[Source records]

● ● ● ● ● ● ●

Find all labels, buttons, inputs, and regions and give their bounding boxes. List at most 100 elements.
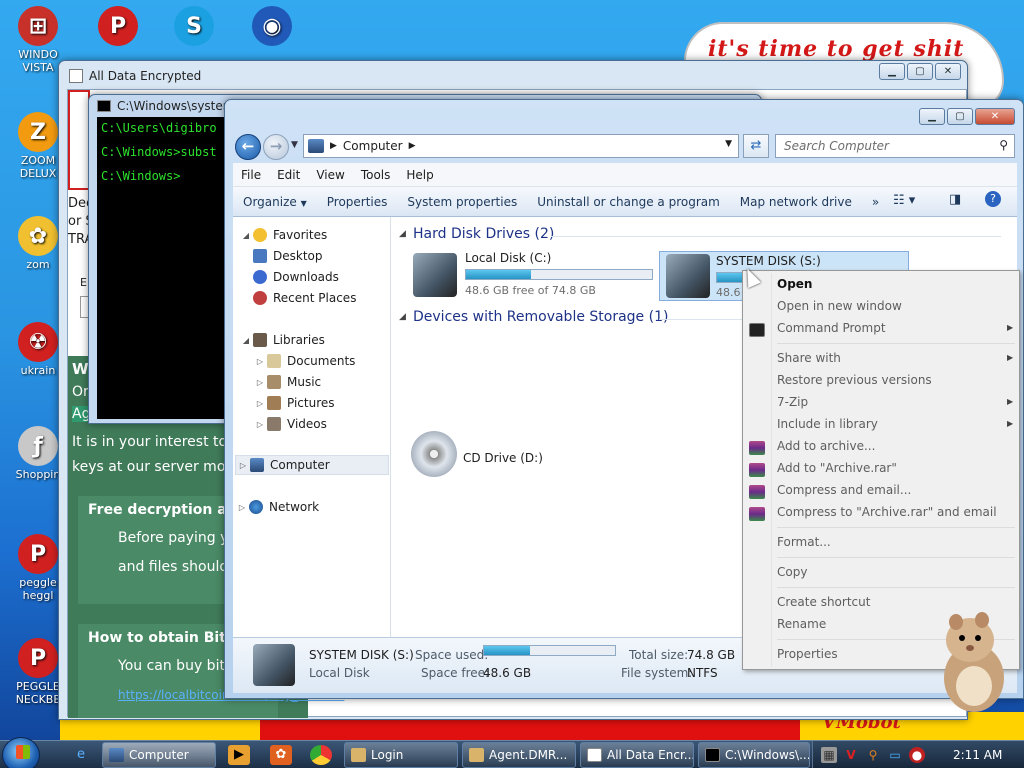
preview-pane-icon[interactable]: ◨ xyxy=(949,192,961,207)
chevron-down-icon: ▼ xyxy=(300,198,307,208)
nav-videos[interactable]: ▷ Videos xyxy=(253,414,327,434)
maximize-button[interactable]: ▢ xyxy=(947,108,973,125)
more-commands-button[interactable]: » xyxy=(862,195,889,209)
refresh-button[interactable]: ⇄ xyxy=(743,134,769,158)
menu-item-open[interactable]: Open xyxy=(777,277,812,291)
menu-item-add-to-archive[interactable]: Add to archive... xyxy=(777,439,875,453)
menu-item-create-shortcut[interactable]: Create shortcut xyxy=(777,595,870,609)
taskbar-button-login[interactable]: Login xyxy=(344,742,458,768)
address-dropdown-icon[interactable]: ▼ xyxy=(725,139,732,149)
maximize-button[interactable]: ▢ xyxy=(907,63,933,80)
back-button[interactable]: ← xyxy=(235,134,261,160)
uninstall-program-button[interactable]: Uninstall or change a program xyxy=(527,195,730,209)
help-icon[interactable]: ? xyxy=(985,191,1001,207)
tray-monitor-icon[interactable]: ▭ xyxy=(887,747,903,763)
taskbar-button-label: Agent.DMR... xyxy=(489,748,568,762)
search-icon[interactable]: ⚲ xyxy=(999,138,1008,152)
menu-tools[interactable]: Tools xyxy=(353,168,399,182)
nav-network[interactable]: ▷ Network xyxy=(235,497,319,517)
menu-edit[interactable]: Edit xyxy=(269,168,308,182)
start-button[interactable] xyxy=(2,737,40,768)
group-collapse-icon[interactable]: ◢ xyxy=(399,229,406,239)
skype-icon[interactable]: S xyxy=(162,6,226,48)
nav-downloads[interactable]: Downloads xyxy=(253,267,339,287)
menu-item-format[interactable]: Format... xyxy=(777,535,831,549)
menu-item-properties[interactable]: Properties xyxy=(777,647,838,661)
drive-usage-bar xyxy=(465,269,653,280)
nav-libraries[interactable]: ◢ Libraries xyxy=(239,330,325,350)
peggle-heggle-icon-image: P xyxy=(18,534,58,574)
map-network-drive-button[interactable]: Map network drive xyxy=(730,195,862,209)
taskbar-button-computer[interactable]: Computer xyxy=(102,742,216,768)
menu-item-7zip[interactable]: 7-Zip ▶ xyxy=(777,395,1013,409)
clock[interactable]: 2:11 AM xyxy=(953,748,1002,762)
menu-item-compress-and-email[interactable]: Compress and email... xyxy=(777,483,911,497)
tray-app-icon[interactable]: ▦ xyxy=(821,747,837,763)
peggle-icon[interactable]: P xyxy=(86,6,150,48)
minimize-button[interactable]: ▁ xyxy=(879,63,905,80)
window-title: All Data Encrypted xyxy=(89,69,202,83)
system-properties-button[interactable]: System properties xyxy=(397,195,527,209)
menu-file[interactable]: File xyxy=(233,168,269,182)
group-collapse-icon[interactable]: ◢ xyxy=(399,312,406,322)
nav-documents[interactable]: ▷ Documents xyxy=(253,351,355,371)
nav-desktop[interactable]: Desktop xyxy=(253,246,323,266)
tray-v-icon[interactable]: V xyxy=(843,747,859,763)
menu-item-open-new-window[interactable]: Open in new window xyxy=(777,299,902,313)
nav-favorites[interactable]: ◢ Favorites xyxy=(239,225,327,245)
menu-help[interactable]: Help xyxy=(398,168,441,182)
peggle-icon-image: P xyxy=(98,6,138,46)
media-player-icon[interactable]: ▶ xyxy=(228,745,250,765)
address-bar[interactable]: ▶ Computer ▶ ▼ xyxy=(303,134,739,158)
menu-item-share-with[interactable]: Share with ▶ xyxy=(777,351,1013,365)
taskbar-button-agent-dmr[interactable]: Agent.DMR... xyxy=(462,742,576,768)
close-button[interactable]: ✕ xyxy=(935,63,961,80)
nav-pictures[interactable]: ▷ Pictures xyxy=(253,393,335,413)
drive-local-disk-c[interactable]: Local Disk (C:) 48.6 GB free of 74.8 GB xyxy=(413,251,653,303)
drive-name: Local Disk (C:) xyxy=(465,251,552,265)
forward-button[interactable]: → xyxy=(263,134,289,160)
menu-gutter xyxy=(771,273,772,667)
breadcrumb-computer[interactable]: Computer xyxy=(343,139,403,153)
history-dropdown-icon[interactable]: ▼ xyxy=(291,140,298,150)
winrar-icon xyxy=(749,485,765,499)
window-title: C:\Windows\system xyxy=(117,99,235,113)
computer-icon xyxy=(308,139,324,153)
videos-icon xyxy=(267,417,281,431)
menu-item-restore-previous-versions[interactable]: Restore previous versions xyxy=(777,373,932,387)
properties-button[interactable]: Properties xyxy=(317,195,398,209)
collapsed-arrow-icon: ▷ xyxy=(256,377,264,387)
tray-record-icon[interactable]: ● xyxy=(909,747,925,763)
view-options-icon[interactable]: ☷ ▾ xyxy=(893,193,915,208)
app-icon[interactable]: ✿ xyxy=(270,745,292,765)
menu-item-add-to-archive-rar[interactable]: Add to "Archive.rar" xyxy=(777,461,897,475)
taskbar: e Computer ▶ ✿ Login Agent.DMR... All Da… xyxy=(0,737,1024,768)
system-tray: ▦ V ⚲ ▭ ● 2:11 AM xyxy=(812,741,1024,768)
minimize-button[interactable]: ▁ xyxy=(919,108,945,125)
chrome-icon[interactable] xyxy=(310,745,332,765)
menu-item-compress-to-rar-and-email[interactable]: Compress to "Archive.rar" and email xyxy=(777,505,997,519)
globe-icon[interactable]: ◉ xyxy=(240,6,304,48)
close-button[interactable]: ✕ xyxy=(975,108,1015,125)
nav-computer[interactable]: ▷ Computer xyxy=(235,455,389,475)
menu-item-include-in-library[interactable]: Include in library ▶ xyxy=(777,417,1013,431)
nav-music[interactable]: ▷ Music xyxy=(253,372,321,392)
menu-item-copy[interactable]: Copy xyxy=(777,565,807,579)
downloads-icon xyxy=(253,270,267,284)
cmd-app-icon xyxy=(97,100,111,112)
menu-item-rename[interactable]: Rename xyxy=(777,617,826,631)
zoom-deluxe-icon-image: Z xyxy=(18,112,58,152)
nav-recent-places[interactable]: Recent Places xyxy=(253,288,356,308)
internet-explorer-icon[interactable]: e xyxy=(70,745,92,765)
taskbar-button-label: Computer xyxy=(129,748,189,762)
menu-view[interactable]: View xyxy=(308,168,352,182)
organize-button[interactable]: Organize ▼ xyxy=(233,195,317,209)
taskbar-button-all-data-encrypted[interactable]: All Data Encr... xyxy=(580,742,694,768)
group-divider xyxy=(551,236,1001,237)
taskbar-button-cmd[interactable]: C:\Windows\... xyxy=(698,742,810,768)
drive-free-space: 48.6 GB free of 74.8 GB xyxy=(465,284,596,297)
search-input[interactable]: Search Computer ⚲ xyxy=(775,134,1015,158)
cd-drive-d[interactable]: CD Drive (D:) xyxy=(463,451,543,465)
tray-search-icon[interactable]: ⚲ xyxy=(865,747,881,763)
menu-item-command-prompt[interactable]: Command Prompt ▶ xyxy=(777,321,1013,335)
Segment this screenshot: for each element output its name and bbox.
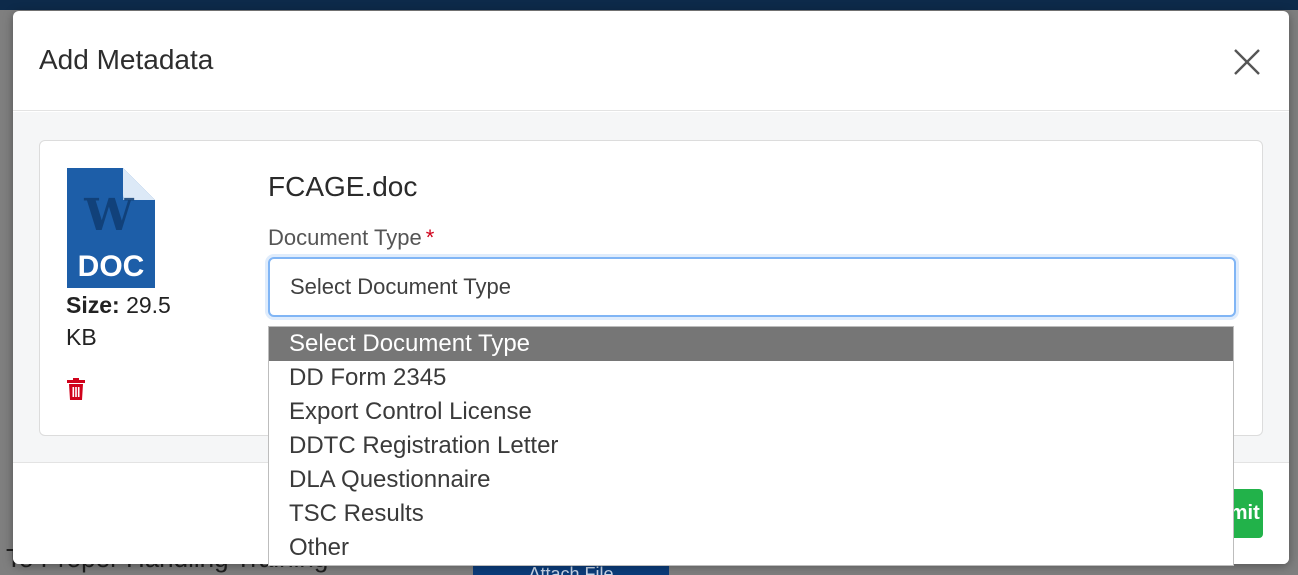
option-export-control-license[interactable]: Export Control License [269, 395, 1233, 429]
word-doc-icon: W DOC [67, 168, 157, 288]
option-other[interactable]: Other [269, 531, 1233, 565]
svg-text:W: W [83, 190, 134, 241]
trash-icon [67, 378, 85, 400]
option-dd-form-2345[interactable]: DD Form 2345 [269, 361, 1233, 395]
modal-title: Add Metadata [39, 44, 214, 75]
option-select-document-type[interactable]: Select Document Type [269, 327, 1233, 361]
option-ddtc-registration-letter[interactable]: DDTC Registration Letter [269, 429, 1233, 463]
required-mark: * [425, 225, 435, 250]
option-dla-questionnaire[interactable]: DLA Questionnaire [269, 463, 1233, 497]
doc-icon-label: DOC [78, 250, 145, 283]
file-size-label: Size: [66, 292, 120, 318]
modal-header: Add Metadata [13, 11, 1289, 111]
document-type-label: Document Type * [268, 225, 434, 251]
option-tsc-results[interactable]: TSC Results [269, 497, 1233, 531]
file-name: FCAGE.doc [268, 171, 418, 202]
close-button[interactable] [1229, 44, 1265, 80]
background-top-bar [0, 0, 1298, 10]
file-size: Size: 29.5 KB [66, 289, 206, 353]
close-icon [1234, 49, 1260, 75]
document-type-select[interactable]: Select Document Type [268, 257, 1236, 317]
document-type-label-text: Document Type [268, 225, 422, 250]
document-type-dropdown: Select Document Type DD Form 2345 Export… [268, 326, 1234, 566]
delete-file-button[interactable] [67, 378, 85, 400]
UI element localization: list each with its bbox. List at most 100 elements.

● ● ● ● ● ● ●

> WHAT YOU WILL DO
Reproduce without change the entries from the line that contains "option-export-control-license[interactable]: Export Control" through the line that contains "delete-file-button[interactable] [67, 378, 85, 400]", including both of those lines.

> ANSWER TO THE PROBLEM
option-export-control-license[interactable]: Export Control License [269, 395, 1233, 429]
word-doc-icon: W DOC [67, 168, 157, 288]
option-other[interactable]: Other [269, 531, 1233, 565]
svg-text:W: W [83, 190, 134, 241]
trash-icon [67, 378, 85, 400]
option-dd-form-2345[interactable]: DD Form 2345 [269, 361, 1233, 395]
modal-title: Add Metadata [39, 44, 214, 75]
option-select-document-type[interactable]: Select Document Type [269, 327, 1233, 361]
option-ddtc-registration-letter[interactable]: DDTC Registration Letter [269, 429, 1233, 463]
required-mark: * [425, 225, 435, 250]
option-dla-questionnaire[interactable]: DLA Questionnaire [269, 463, 1233, 497]
doc-icon-label: DOC [78, 250, 145, 283]
file-size-label: Size: [66, 292, 120, 318]
modal-header: Add Metadata [13, 11, 1289, 111]
document-type-label: Document Type * [268, 225, 434, 251]
option-tsc-results[interactable]: TSC Results [269, 497, 1233, 531]
file-name: FCAGE.doc [268, 171, 418, 202]
close-button[interactable] [1229, 44, 1265, 80]
background-top-bar [0, 0, 1298, 10]
file-size: Size: 29.5 KB [66, 289, 206, 353]
close-icon [1234, 49, 1260, 75]
document-type-select[interactable]: Select Document Type [268, 257, 1236, 317]
document-type-label-text: Document Type [268, 225, 422, 250]
document-type-dropdown: Select Document Type DD Form 2345 Export… [268, 326, 1234, 566]
delete-file-button[interactable] [67, 378, 85, 400]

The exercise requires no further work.